- DATASET EXTRACT
======
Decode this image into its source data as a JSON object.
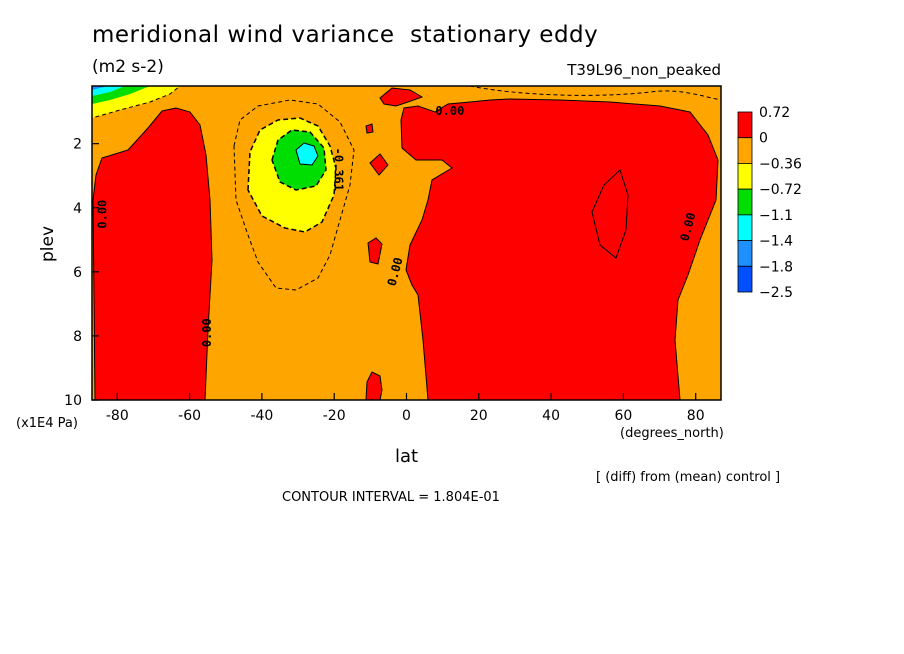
{
  "chart_data": {
    "type": "heatmap",
    "title": "meridional wind variance  stationary eddy",
    "units": "(m2 s-2)",
    "run_name": "T39L96_non_peaked",
    "xlabel": "lat",
    "xunit": "(degrees_north)",
    "ylabel": "plev",
    "yunit": "(x1E4 Pa)",
    "xlim": [
      -87,
      87
    ],
    "ylim": [
      10,
      0.2
    ],
    "x_ticks": [
      -80,
      -60,
      -40,
      -20,
      0,
      20,
      40,
      60,
      80
    ],
    "y_ticks": [
      2,
      4,
      6,
      8,
      10
    ],
    "note": "[ (diff) from (mean) control ]",
    "contour_interval": "CONTOUR INTERVAL = 1.804E-01",
    "colorbar": {
      "labels": [
        "0.72",
        "0",
        "−0.36",
        "−0.72",
        "−1.1",
        "−1.4",
        "−1.8",
        "−2.5"
      ],
      "colors": [
        "#ff0000",
        "#ffa500",
        "#ffff00",
        "#00dd00",
        "#00ffff",
        "#1e90ff",
        "#0050ff"
      ]
    },
    "contour_labels": [
      {
        "text": "0.00",
        "lon": -84,
        "plev": 4.2,
        "rotate": -90
      },
      {
        "text": "0.00",
        "lon": -55,
        "plev": 7.9,
        "rotate": -90
      },
      {
        "text": "0.00",
        "lon": 12,
        "plev": 1.0,
        "rotate": 0
      },
      {
        "text": "0.00",
        "lon": -3,
        "plev": 6.0,
        "rotate": -75
      },
      {
        "text": "0.00",
        "lon": 78,
        "plev": 4.6,
        "rotate": -75
      },
      {
        "text": "-0.361",
        "lon": -19,
        "plev": 2.8,
        "rotate": 90
      }
    ]
  }
}
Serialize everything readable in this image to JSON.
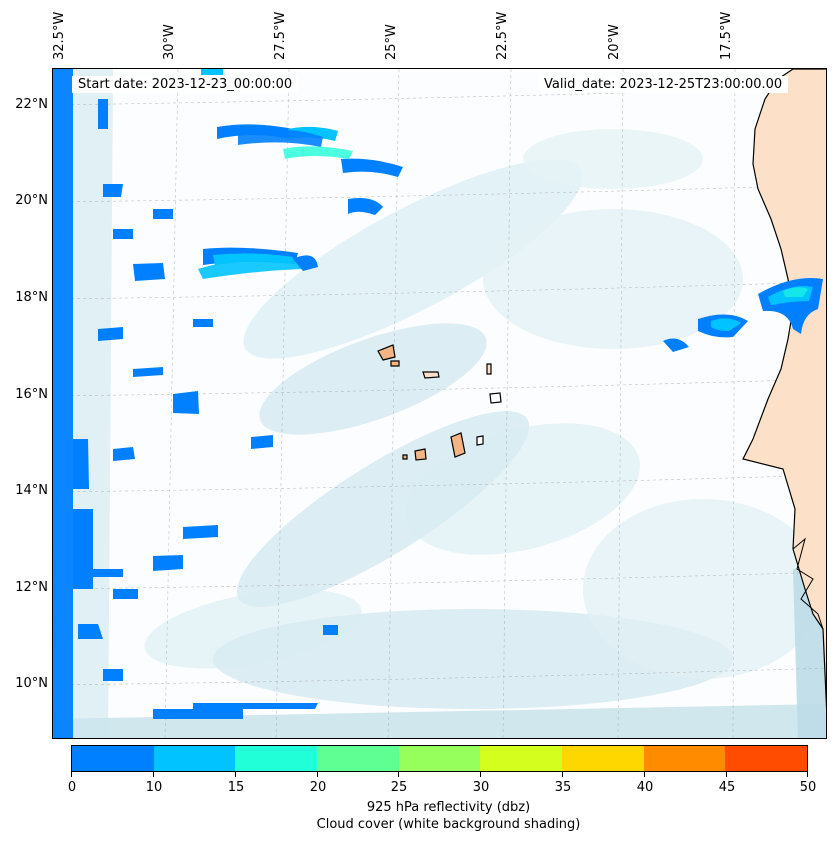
======
- INSTRUCTIONS TO FOLLOW
Return only those lines of the records that contain the string "plev".

- FINAL RESULT
    "ylabel": "plev",
        "plev": 4.2,
        "plev": 7.9,
        "plev": 1.0,
        "plev": 6.0,
        "plev": 4.6,
        "plev": 2.8,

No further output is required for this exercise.